start

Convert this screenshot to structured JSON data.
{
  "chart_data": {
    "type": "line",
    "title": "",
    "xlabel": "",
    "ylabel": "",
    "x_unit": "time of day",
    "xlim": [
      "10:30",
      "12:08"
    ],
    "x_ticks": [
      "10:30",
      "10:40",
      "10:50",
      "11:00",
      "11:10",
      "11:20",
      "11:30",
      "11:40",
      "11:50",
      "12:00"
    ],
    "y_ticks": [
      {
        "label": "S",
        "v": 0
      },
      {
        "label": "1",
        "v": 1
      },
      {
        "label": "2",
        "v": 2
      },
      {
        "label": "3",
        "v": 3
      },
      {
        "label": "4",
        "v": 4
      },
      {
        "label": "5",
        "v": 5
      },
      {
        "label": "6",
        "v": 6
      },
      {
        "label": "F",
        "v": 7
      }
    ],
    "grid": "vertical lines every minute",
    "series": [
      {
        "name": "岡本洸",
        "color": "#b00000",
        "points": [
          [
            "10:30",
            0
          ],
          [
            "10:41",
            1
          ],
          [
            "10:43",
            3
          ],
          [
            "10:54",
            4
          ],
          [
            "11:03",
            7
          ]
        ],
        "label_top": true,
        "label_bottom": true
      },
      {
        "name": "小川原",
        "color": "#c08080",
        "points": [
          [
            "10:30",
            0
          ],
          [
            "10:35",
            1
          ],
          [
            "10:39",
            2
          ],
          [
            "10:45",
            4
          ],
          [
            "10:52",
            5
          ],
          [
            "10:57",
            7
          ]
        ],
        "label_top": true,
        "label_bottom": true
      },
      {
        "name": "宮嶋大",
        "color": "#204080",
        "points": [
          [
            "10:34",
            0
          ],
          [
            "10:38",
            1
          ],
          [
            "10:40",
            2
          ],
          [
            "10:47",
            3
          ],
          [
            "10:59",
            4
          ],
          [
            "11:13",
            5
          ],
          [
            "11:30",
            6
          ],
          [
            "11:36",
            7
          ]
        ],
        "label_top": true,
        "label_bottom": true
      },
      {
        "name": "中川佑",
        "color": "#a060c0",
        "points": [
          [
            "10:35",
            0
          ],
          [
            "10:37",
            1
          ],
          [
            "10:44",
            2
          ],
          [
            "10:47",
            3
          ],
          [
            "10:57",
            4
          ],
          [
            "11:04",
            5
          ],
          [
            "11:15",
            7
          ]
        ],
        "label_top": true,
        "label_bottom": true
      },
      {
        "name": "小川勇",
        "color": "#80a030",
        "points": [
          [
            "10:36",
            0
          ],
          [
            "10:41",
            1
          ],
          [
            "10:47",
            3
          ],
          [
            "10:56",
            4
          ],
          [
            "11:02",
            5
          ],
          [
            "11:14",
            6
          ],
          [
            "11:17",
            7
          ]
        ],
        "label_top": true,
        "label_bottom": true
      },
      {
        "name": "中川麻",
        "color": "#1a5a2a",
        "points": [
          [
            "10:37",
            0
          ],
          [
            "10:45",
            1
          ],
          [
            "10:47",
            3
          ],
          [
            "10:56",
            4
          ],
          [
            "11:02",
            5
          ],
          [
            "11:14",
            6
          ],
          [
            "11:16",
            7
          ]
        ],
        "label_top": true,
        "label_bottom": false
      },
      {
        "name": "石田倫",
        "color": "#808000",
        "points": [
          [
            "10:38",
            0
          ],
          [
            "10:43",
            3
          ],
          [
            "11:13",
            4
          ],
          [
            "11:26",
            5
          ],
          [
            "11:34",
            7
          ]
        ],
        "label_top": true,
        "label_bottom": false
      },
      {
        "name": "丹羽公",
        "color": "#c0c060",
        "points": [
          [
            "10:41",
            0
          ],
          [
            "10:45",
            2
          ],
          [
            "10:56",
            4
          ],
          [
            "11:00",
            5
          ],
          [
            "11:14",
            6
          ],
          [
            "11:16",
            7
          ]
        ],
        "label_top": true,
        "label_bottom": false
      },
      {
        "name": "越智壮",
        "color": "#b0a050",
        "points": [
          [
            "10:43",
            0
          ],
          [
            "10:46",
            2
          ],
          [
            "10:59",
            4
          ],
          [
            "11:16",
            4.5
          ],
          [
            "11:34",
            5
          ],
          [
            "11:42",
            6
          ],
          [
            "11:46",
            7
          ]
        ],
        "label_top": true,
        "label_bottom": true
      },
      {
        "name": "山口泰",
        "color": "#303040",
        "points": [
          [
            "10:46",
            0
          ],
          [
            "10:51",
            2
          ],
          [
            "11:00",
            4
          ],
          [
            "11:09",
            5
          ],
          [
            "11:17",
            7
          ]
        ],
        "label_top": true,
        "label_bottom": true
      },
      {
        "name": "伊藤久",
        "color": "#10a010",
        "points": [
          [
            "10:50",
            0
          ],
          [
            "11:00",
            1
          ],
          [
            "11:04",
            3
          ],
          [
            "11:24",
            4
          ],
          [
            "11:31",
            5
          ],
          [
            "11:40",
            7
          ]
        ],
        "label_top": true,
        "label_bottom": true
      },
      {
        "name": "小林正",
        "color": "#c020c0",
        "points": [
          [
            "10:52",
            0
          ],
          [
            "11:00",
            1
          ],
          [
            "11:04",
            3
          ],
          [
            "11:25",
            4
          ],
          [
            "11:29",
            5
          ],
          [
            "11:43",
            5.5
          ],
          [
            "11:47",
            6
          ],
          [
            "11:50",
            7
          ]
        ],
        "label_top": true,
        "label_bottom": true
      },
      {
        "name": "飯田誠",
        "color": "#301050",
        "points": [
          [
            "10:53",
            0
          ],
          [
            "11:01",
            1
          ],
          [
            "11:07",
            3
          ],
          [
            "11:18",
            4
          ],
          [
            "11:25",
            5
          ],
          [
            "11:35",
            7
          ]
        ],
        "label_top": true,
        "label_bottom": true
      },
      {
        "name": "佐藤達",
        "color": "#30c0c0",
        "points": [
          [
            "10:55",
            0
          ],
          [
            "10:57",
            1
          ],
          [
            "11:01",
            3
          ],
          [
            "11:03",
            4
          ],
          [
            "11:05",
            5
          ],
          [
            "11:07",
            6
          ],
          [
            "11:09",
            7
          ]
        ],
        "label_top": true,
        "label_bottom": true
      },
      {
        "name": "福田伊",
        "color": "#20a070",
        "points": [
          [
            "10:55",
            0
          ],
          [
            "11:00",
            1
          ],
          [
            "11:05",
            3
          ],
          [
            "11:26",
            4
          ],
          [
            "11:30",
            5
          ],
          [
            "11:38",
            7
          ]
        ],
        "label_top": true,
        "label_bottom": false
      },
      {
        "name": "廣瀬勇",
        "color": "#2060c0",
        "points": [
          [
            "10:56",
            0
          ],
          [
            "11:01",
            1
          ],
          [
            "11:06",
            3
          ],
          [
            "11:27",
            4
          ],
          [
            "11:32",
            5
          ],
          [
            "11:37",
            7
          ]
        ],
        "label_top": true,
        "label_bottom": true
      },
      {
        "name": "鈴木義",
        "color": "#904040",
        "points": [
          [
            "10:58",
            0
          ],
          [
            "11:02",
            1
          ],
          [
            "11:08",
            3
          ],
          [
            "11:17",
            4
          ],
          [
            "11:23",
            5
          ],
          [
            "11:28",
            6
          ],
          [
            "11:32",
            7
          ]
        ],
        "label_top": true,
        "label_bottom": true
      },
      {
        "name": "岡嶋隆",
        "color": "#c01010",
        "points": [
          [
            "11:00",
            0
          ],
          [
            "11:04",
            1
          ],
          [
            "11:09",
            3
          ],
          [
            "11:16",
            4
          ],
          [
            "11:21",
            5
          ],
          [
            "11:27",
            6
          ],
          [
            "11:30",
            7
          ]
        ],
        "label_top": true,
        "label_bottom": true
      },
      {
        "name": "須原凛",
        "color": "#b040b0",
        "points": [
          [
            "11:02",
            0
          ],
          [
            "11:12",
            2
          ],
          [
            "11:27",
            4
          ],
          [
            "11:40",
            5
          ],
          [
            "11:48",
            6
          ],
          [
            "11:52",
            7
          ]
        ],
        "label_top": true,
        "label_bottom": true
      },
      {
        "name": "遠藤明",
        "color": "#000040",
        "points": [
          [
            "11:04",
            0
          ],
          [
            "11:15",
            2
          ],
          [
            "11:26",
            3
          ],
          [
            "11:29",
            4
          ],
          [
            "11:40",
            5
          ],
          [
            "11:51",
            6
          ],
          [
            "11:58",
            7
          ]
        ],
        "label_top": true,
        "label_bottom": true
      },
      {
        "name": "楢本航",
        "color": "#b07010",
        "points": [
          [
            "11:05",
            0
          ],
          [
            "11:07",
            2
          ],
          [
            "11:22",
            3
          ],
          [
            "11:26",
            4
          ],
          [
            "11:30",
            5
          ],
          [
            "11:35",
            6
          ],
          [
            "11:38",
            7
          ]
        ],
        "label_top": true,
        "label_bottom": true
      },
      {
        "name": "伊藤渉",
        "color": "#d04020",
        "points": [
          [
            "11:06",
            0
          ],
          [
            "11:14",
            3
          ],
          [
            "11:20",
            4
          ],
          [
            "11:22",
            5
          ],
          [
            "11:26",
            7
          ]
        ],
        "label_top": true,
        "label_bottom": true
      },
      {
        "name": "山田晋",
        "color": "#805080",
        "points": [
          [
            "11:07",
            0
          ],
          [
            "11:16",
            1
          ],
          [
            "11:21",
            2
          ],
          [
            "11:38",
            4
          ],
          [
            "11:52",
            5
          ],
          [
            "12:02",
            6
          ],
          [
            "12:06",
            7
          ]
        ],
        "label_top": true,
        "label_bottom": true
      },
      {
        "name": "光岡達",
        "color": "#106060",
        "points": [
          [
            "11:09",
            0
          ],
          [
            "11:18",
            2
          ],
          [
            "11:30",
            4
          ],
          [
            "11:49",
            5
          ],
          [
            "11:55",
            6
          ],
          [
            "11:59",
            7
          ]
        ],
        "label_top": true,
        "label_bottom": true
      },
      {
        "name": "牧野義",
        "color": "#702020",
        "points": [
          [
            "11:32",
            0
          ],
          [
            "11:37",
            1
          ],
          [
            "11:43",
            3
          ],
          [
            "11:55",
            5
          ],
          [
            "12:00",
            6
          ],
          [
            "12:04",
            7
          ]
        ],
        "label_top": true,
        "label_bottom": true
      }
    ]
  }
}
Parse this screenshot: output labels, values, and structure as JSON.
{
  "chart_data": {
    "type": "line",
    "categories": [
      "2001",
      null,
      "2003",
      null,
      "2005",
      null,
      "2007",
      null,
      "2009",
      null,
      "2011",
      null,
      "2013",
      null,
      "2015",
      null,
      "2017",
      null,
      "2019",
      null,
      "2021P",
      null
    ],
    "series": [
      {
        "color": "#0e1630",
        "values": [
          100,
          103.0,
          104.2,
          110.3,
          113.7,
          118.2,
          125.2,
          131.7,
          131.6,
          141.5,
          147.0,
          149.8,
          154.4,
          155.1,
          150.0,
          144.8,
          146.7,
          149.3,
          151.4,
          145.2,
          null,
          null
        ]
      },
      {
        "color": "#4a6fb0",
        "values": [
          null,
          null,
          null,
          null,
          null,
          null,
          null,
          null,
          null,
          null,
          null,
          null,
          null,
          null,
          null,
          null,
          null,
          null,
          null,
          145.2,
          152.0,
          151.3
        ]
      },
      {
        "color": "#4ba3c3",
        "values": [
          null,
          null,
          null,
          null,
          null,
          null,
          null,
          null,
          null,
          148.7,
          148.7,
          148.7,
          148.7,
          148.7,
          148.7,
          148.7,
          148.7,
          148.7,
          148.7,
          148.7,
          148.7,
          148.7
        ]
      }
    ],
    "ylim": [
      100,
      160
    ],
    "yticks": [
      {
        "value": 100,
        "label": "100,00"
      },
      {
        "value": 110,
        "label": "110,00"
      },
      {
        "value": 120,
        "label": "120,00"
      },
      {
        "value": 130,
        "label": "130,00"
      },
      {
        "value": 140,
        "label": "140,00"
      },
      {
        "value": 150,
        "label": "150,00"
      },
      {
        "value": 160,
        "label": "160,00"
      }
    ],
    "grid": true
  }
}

end

=== Exercise objective ===
Go through the entries above and pull out each line with "screenshot" in it.

=== Written response ===
Convert this screenshot to structured JSON data.
Parse this screenshot: output labels, values, and structure as JSON.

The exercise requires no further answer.